Entries from a visual dataset:
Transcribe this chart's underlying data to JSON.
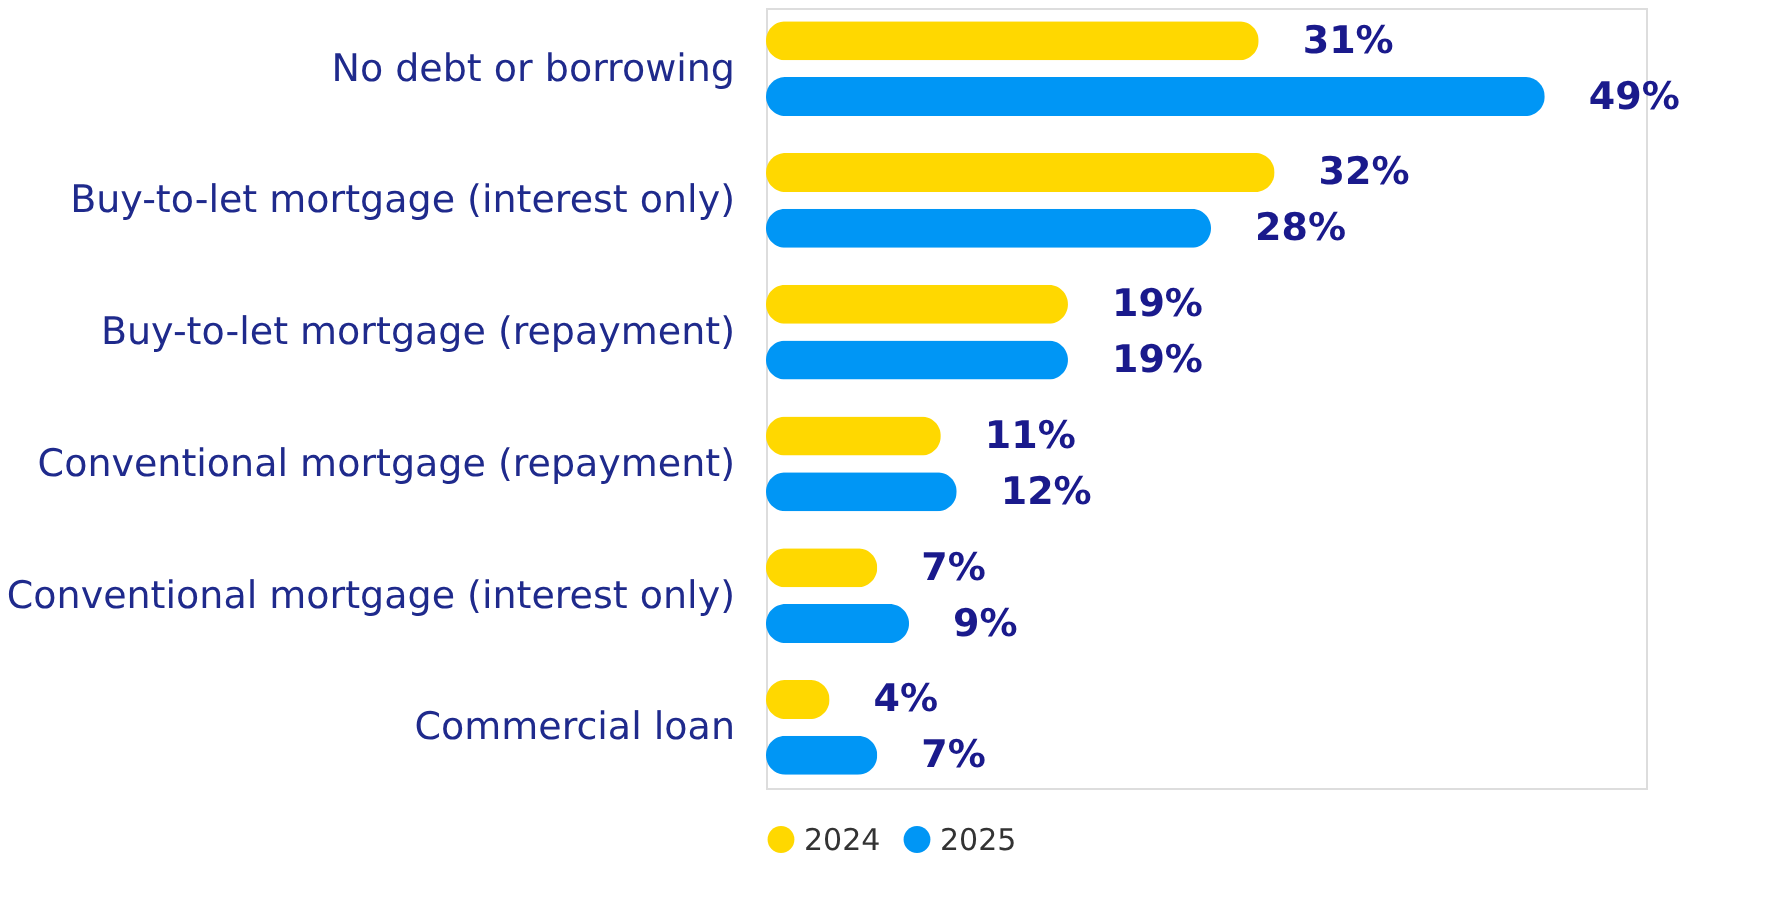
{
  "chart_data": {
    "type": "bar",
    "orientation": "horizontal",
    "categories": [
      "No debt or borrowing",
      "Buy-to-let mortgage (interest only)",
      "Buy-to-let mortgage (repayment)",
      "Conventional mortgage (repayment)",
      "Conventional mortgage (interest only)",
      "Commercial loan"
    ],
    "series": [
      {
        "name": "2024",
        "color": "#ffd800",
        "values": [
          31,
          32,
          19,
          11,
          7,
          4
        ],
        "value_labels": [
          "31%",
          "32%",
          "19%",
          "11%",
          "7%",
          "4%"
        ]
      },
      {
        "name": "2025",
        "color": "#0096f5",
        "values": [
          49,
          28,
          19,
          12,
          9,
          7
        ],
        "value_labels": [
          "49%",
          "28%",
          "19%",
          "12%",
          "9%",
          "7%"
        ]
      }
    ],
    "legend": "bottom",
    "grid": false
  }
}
---
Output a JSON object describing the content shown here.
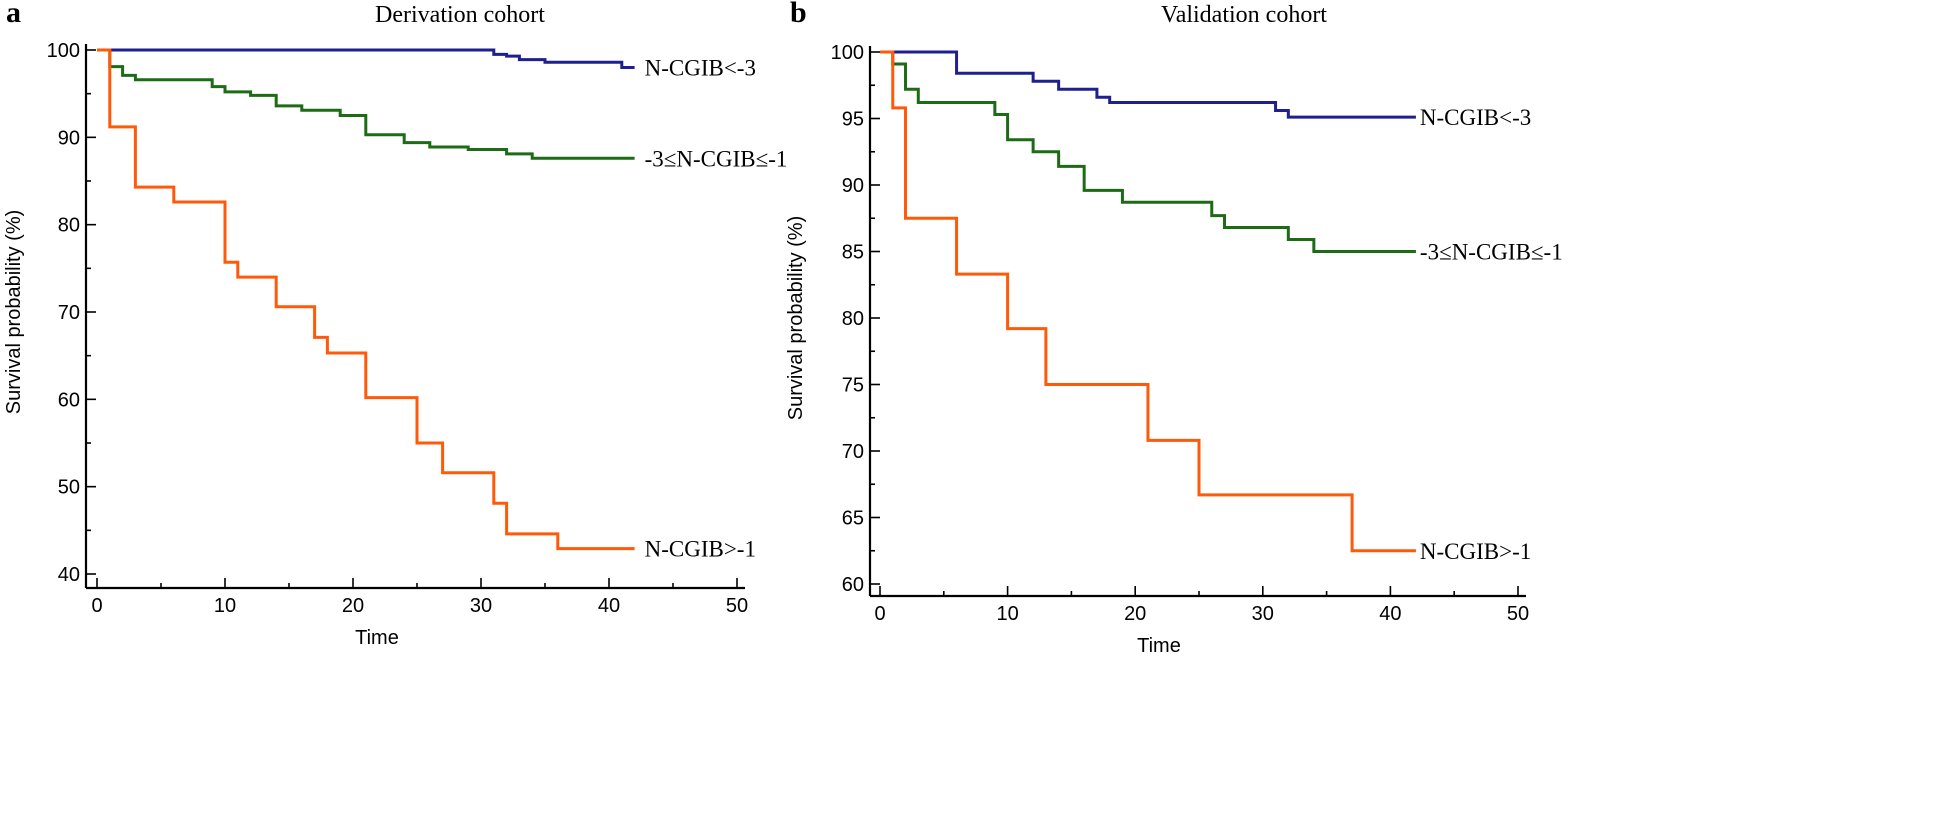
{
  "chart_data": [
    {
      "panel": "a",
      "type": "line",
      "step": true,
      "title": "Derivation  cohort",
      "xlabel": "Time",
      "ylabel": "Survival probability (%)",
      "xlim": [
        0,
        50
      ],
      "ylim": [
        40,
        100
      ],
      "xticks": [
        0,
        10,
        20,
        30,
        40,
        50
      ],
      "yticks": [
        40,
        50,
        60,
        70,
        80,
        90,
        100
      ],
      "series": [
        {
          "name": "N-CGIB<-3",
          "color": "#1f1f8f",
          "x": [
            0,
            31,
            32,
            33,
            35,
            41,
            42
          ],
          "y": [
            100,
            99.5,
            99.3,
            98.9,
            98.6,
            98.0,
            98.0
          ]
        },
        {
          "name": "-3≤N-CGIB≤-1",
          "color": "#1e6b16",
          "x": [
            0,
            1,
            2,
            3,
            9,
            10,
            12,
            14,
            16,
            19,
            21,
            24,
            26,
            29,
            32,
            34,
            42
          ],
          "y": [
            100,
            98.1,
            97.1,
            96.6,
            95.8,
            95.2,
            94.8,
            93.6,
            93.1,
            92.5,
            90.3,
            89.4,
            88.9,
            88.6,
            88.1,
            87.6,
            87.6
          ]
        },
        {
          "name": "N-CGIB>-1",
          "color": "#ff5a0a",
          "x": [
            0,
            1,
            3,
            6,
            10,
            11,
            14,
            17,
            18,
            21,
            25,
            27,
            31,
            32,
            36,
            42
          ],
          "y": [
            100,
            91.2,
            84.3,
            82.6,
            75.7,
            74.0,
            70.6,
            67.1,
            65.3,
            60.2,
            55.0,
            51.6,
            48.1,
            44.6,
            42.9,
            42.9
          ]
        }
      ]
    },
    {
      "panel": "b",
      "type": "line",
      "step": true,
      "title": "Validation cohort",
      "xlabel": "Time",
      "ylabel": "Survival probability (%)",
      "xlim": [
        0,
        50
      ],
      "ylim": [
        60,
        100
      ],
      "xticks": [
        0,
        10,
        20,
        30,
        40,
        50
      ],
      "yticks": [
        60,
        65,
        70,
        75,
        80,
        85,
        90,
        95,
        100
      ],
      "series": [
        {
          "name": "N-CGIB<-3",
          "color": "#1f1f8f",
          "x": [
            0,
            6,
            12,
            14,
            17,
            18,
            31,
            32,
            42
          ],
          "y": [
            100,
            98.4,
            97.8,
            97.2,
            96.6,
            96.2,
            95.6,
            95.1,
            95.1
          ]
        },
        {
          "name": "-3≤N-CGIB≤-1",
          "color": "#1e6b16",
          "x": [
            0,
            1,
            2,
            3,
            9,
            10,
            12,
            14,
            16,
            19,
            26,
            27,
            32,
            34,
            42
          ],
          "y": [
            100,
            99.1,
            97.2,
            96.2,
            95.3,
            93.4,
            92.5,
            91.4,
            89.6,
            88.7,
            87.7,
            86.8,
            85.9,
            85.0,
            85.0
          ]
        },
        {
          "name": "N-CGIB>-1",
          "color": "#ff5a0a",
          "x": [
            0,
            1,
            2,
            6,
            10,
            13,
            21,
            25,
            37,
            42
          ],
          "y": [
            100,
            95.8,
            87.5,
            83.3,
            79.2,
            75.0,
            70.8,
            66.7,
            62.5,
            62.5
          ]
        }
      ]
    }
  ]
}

▶ [Exercise requirements]: Look through the entries above and count each line holding "interest"; report the count alone.

▶ [The answer]: 2